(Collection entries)
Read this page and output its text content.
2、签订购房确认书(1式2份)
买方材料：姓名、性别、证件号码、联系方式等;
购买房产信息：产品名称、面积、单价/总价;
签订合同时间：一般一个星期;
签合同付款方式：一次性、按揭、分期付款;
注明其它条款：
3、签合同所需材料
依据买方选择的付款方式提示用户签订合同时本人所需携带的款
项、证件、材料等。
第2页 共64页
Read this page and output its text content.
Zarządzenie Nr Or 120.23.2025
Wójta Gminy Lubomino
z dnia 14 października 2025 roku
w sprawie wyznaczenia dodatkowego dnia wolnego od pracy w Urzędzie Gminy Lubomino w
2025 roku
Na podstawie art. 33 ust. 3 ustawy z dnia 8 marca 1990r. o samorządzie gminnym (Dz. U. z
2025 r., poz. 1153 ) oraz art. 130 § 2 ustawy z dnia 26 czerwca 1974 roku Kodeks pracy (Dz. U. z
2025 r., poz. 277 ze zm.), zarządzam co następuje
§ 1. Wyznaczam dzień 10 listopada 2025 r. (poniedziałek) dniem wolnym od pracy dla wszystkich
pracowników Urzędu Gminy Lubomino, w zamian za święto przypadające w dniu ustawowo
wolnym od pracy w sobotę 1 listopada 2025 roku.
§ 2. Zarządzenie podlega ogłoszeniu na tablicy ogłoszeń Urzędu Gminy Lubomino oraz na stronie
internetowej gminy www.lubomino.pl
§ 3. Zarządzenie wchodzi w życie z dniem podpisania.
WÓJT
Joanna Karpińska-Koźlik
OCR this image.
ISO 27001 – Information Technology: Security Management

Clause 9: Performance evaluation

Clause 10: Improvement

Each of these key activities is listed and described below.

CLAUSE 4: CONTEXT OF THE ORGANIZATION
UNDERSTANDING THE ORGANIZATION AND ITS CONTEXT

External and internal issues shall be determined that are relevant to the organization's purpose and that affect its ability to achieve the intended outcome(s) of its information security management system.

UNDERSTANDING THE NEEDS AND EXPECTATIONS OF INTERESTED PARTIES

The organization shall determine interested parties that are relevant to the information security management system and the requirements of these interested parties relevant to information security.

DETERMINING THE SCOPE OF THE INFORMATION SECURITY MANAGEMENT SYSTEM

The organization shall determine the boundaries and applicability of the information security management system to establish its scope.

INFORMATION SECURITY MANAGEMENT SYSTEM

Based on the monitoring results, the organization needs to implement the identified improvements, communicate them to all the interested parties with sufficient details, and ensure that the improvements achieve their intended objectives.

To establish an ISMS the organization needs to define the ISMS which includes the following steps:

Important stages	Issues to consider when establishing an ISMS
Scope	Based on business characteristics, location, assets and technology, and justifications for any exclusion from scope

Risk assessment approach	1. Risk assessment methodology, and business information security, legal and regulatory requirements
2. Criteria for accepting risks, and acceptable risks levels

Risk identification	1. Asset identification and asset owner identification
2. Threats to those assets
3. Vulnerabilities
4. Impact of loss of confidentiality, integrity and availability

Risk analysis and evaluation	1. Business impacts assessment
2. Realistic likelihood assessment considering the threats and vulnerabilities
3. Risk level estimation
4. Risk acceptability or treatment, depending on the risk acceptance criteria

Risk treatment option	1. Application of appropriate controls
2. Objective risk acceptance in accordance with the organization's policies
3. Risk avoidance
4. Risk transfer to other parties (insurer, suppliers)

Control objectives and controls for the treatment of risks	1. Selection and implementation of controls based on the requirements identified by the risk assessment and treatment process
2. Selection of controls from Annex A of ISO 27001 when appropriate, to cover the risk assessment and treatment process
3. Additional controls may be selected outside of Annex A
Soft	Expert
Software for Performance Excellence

Short problem
Gather each line from the entries above that includes the word "Zarządzenie".

Task solution
Zarządzenie Nr Or 120.23.2025
§ 2. Zarządzenie podlega ogłoszeniu na tablicy ogłoszeń Urzędu Gminy Lubomino oraz na stronie
§ 3. Zarządzenie wchodzi w życie z dniem podpisania.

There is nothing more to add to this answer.